* start *

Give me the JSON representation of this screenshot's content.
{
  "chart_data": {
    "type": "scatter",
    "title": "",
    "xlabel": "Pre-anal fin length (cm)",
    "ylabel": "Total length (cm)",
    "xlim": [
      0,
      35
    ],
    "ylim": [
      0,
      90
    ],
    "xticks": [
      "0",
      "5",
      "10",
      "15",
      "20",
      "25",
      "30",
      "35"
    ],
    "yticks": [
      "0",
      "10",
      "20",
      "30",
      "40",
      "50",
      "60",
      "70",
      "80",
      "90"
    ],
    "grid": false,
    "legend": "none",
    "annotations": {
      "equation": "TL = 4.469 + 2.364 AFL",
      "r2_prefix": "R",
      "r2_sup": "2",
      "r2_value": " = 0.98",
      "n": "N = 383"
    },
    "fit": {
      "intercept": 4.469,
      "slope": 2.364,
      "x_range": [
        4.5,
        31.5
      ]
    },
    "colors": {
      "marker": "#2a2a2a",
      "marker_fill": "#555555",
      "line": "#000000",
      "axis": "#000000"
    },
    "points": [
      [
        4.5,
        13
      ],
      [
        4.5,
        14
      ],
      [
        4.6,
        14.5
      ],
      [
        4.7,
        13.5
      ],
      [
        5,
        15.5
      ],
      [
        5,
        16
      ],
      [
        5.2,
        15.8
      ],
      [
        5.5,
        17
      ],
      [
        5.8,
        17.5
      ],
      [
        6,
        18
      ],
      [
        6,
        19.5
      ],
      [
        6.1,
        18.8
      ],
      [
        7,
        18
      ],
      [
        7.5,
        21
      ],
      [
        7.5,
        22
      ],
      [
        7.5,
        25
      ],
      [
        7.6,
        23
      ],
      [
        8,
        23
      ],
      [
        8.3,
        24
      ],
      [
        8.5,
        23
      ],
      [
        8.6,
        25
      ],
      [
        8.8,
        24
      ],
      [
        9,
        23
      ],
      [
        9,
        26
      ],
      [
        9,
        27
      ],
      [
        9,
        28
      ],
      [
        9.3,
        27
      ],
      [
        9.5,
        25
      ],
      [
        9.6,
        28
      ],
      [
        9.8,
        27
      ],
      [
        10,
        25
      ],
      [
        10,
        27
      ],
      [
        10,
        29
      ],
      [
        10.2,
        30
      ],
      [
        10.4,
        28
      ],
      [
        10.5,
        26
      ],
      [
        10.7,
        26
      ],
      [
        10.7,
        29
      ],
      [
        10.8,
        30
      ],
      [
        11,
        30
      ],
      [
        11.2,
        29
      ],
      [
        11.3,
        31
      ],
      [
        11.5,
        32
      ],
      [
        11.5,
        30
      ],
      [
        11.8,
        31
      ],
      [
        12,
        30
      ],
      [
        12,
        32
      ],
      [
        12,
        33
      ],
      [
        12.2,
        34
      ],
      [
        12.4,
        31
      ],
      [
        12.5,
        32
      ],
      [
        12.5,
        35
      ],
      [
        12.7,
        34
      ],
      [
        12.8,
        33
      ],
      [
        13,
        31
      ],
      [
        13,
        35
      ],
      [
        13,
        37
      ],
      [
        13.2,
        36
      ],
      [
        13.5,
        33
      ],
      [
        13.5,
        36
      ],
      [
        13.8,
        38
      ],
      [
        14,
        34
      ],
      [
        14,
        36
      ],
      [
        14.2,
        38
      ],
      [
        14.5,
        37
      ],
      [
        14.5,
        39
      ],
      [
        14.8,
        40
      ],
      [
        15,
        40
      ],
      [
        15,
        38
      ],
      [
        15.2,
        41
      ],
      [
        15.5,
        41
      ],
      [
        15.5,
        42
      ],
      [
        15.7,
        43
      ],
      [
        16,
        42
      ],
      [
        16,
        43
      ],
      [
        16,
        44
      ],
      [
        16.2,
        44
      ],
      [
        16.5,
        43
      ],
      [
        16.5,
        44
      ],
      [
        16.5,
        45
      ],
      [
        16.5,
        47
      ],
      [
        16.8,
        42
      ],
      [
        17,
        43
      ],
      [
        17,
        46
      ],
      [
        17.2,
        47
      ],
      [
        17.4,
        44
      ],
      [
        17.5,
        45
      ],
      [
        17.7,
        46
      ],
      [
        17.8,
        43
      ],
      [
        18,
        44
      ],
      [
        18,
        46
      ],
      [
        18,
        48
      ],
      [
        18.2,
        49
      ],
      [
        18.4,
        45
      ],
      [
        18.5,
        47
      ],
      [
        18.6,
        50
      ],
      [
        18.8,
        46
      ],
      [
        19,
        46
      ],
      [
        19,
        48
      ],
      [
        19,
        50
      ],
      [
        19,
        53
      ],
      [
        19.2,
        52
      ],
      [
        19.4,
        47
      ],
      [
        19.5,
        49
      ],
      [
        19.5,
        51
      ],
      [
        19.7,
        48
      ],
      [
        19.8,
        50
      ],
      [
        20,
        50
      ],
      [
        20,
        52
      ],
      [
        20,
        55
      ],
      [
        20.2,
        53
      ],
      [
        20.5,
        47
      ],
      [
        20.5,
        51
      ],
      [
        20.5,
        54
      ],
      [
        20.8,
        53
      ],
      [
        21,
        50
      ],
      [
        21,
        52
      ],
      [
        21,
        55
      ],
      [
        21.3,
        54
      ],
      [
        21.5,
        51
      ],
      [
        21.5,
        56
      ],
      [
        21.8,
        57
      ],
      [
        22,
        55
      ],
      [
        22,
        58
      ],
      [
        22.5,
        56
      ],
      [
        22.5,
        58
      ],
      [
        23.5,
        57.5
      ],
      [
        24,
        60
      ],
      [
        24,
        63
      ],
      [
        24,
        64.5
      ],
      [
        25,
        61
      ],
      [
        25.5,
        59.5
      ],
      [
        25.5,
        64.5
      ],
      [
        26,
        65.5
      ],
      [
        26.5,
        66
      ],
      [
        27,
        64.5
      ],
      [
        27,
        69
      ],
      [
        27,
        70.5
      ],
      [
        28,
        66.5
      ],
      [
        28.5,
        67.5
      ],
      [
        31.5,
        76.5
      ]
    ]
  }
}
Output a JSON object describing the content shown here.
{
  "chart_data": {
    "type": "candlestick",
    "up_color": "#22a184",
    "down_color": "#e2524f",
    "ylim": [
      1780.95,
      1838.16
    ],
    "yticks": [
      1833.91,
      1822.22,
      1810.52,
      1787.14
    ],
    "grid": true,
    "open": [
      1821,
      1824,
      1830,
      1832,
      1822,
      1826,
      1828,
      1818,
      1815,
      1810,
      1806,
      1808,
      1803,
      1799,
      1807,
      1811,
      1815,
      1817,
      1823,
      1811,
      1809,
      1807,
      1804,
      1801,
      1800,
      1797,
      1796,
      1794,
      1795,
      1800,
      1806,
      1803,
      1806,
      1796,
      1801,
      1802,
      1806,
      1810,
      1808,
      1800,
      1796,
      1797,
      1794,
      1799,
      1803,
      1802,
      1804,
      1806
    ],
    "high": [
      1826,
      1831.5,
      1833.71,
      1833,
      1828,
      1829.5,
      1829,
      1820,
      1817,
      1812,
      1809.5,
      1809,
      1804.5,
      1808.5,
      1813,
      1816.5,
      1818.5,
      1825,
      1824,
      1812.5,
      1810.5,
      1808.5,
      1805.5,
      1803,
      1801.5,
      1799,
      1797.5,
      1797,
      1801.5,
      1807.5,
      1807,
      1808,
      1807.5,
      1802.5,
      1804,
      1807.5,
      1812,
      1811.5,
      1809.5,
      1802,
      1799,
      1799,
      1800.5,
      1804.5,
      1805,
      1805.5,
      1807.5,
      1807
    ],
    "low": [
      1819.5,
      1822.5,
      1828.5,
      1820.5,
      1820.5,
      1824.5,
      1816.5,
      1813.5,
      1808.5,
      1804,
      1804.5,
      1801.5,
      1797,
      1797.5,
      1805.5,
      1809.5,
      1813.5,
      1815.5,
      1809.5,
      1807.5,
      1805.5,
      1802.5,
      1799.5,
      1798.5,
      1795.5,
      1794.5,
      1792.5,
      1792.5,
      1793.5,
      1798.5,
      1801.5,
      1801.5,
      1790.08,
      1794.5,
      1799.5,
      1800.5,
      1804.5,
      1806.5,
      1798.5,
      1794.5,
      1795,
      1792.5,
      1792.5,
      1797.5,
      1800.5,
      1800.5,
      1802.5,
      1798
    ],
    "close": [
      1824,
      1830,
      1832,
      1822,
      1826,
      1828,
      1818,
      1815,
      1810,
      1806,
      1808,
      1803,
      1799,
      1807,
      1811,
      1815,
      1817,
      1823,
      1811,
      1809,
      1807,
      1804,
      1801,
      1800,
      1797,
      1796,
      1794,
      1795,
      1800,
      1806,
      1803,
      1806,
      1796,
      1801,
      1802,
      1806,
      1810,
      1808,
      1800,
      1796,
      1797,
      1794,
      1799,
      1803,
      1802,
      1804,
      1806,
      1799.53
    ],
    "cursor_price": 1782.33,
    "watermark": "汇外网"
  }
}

* end *

> _Instruction_:
Which lines of the data above contain "content"? Copy each one.

> _Complete output_:
Give me the JSON representation of this screenshot's content.
Output a JSON object describing the content shown here.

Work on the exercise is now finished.